Your assignment: Every line containing the string "비예기항체" is to be copied from the records.

═══ Task material

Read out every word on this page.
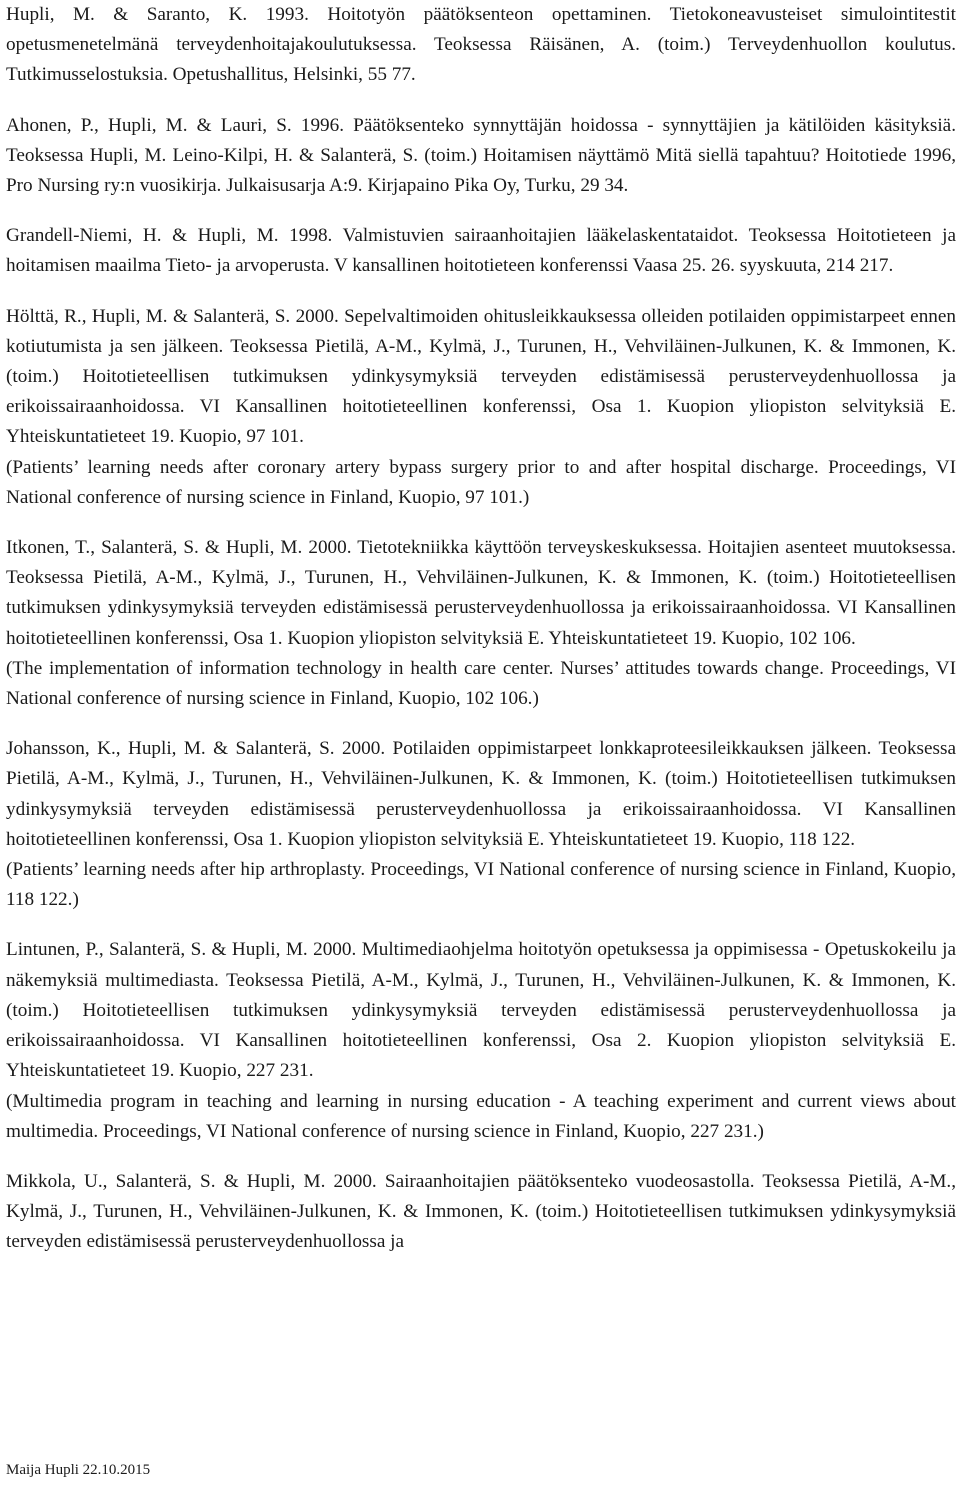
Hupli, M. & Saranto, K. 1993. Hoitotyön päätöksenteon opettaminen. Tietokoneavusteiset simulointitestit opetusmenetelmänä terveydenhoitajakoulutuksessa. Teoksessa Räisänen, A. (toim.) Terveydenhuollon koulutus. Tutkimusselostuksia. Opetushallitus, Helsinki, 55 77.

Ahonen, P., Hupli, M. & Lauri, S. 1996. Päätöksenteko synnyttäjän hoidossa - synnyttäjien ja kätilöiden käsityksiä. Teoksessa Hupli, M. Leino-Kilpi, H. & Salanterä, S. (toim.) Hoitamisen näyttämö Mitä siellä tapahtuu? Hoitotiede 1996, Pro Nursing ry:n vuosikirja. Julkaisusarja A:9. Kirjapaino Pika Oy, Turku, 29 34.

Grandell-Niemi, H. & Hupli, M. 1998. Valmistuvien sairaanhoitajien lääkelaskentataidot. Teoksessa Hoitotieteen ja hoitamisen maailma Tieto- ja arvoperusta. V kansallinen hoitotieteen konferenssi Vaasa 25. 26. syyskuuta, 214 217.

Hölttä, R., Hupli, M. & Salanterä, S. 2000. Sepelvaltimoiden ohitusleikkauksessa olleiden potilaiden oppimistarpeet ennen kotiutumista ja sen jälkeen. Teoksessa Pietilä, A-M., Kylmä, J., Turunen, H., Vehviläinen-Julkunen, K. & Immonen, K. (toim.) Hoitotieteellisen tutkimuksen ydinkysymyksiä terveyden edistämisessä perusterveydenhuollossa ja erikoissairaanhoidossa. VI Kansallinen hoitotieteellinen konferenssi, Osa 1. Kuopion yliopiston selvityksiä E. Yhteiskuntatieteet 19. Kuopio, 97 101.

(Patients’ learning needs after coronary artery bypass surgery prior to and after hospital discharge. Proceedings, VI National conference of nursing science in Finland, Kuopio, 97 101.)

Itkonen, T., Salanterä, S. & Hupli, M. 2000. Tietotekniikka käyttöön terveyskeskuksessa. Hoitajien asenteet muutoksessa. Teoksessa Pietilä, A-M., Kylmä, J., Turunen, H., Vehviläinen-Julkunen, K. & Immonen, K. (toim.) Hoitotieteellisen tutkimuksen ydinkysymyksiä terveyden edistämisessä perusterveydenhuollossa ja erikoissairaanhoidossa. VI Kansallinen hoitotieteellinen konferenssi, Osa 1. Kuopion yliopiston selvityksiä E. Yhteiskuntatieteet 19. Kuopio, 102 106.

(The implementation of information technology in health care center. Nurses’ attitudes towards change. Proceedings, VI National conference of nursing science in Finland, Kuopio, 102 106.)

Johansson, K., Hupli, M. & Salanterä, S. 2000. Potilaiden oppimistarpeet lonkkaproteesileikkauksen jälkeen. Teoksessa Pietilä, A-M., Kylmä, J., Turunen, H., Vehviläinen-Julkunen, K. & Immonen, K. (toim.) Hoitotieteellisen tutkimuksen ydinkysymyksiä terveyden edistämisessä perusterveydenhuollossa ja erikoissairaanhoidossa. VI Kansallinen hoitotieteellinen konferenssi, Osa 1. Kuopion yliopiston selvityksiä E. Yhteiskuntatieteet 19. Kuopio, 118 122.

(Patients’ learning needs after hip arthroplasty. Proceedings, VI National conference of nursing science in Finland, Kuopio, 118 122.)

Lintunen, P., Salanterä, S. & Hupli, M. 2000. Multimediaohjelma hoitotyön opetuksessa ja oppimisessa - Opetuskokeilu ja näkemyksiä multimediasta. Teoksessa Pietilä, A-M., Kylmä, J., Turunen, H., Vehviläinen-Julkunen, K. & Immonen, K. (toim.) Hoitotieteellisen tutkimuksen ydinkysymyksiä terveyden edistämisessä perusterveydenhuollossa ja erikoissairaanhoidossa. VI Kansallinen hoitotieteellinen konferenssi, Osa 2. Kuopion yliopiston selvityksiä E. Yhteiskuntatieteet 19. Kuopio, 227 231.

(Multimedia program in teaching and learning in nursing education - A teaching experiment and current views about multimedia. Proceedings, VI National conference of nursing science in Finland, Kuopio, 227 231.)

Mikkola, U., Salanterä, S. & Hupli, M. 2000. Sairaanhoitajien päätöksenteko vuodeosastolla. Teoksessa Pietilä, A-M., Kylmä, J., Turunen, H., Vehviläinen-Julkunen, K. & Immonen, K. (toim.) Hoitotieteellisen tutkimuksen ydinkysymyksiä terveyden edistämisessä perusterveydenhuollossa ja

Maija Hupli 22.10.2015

══════
═══ Task material

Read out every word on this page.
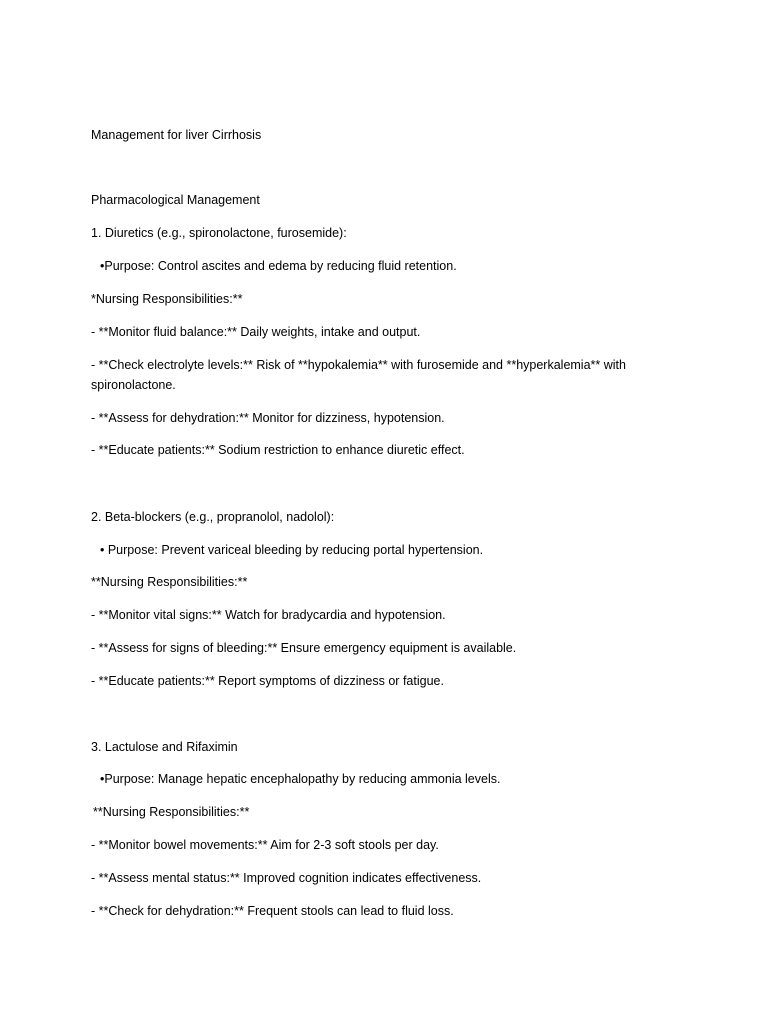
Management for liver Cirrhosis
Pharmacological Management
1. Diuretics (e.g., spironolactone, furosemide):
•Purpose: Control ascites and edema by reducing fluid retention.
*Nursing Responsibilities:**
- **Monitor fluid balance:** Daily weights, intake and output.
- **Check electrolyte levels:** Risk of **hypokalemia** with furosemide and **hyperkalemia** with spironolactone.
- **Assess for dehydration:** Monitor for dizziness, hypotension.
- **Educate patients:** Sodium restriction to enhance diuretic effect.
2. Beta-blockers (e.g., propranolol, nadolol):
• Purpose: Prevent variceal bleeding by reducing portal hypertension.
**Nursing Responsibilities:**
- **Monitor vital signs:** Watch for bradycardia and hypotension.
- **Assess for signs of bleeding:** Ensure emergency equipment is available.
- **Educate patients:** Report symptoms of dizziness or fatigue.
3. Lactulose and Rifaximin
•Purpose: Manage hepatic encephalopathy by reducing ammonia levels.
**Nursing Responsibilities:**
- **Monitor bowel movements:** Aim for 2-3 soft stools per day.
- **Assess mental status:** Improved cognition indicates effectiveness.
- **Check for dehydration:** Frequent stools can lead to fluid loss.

══════
═══ Task material

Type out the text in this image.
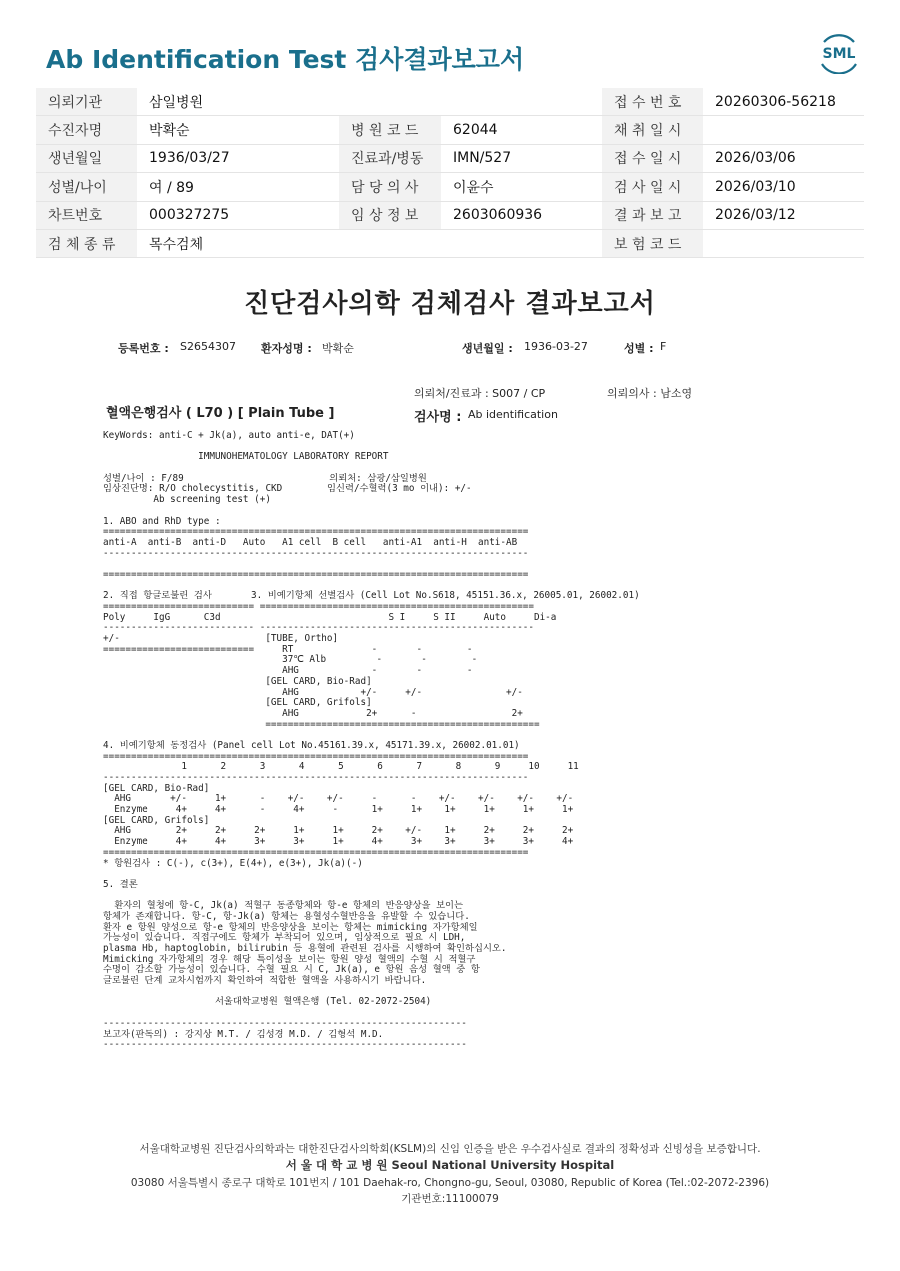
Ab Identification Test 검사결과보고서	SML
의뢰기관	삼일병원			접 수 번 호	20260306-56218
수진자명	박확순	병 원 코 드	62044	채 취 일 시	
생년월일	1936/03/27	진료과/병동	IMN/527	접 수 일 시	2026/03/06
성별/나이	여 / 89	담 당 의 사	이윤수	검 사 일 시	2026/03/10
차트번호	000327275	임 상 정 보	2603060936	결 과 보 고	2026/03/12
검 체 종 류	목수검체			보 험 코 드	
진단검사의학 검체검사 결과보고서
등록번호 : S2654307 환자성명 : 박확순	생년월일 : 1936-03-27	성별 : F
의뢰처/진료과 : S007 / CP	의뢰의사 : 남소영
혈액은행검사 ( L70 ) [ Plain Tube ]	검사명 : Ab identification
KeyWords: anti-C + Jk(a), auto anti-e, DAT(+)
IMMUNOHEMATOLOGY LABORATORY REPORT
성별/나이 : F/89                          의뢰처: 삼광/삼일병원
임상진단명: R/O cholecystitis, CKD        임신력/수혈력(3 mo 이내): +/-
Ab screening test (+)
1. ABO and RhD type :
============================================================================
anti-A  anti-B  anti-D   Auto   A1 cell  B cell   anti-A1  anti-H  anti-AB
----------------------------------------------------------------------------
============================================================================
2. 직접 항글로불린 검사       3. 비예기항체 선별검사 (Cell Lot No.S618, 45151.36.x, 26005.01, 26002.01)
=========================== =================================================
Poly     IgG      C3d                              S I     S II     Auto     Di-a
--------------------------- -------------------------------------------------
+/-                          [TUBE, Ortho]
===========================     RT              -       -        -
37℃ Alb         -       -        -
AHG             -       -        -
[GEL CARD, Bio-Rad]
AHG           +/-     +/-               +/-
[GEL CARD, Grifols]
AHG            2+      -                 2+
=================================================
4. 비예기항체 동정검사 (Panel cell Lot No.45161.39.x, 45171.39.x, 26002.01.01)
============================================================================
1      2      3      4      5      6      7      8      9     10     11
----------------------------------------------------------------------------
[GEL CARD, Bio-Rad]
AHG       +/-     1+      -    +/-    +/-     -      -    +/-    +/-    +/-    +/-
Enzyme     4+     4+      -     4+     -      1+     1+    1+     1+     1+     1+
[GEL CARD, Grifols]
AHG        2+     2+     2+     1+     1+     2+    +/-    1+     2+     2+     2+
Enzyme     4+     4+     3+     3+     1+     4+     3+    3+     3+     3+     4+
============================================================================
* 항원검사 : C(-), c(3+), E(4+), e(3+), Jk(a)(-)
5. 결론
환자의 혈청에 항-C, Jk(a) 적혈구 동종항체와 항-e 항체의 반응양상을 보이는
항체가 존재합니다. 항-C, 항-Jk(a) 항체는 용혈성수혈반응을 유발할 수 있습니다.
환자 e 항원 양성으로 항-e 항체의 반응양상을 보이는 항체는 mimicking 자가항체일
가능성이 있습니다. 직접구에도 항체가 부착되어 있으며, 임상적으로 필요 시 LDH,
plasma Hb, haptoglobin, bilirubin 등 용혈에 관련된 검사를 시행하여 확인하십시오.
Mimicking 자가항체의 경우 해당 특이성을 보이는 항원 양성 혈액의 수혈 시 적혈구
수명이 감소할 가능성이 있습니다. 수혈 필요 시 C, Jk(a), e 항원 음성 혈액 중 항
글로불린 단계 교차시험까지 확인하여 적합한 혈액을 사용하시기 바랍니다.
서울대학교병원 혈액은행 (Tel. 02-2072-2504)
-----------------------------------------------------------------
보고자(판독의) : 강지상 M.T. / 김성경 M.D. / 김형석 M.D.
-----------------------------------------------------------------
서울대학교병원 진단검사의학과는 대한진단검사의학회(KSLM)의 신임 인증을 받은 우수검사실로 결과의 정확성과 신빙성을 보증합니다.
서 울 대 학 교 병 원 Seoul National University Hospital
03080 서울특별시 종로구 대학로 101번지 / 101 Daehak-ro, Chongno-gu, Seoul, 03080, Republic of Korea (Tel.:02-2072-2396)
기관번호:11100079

══════

Reply:
2. 직접 항글로불린 검사       3. 비예기항체 선별검사 (Cell Lot No.S618, 45151.36.x, 26005.01, 26002.01)
4. 비예기항체 동정검사 (Panel cell Lot No.45161.39.x, 45171.39.x, 26002.01.01)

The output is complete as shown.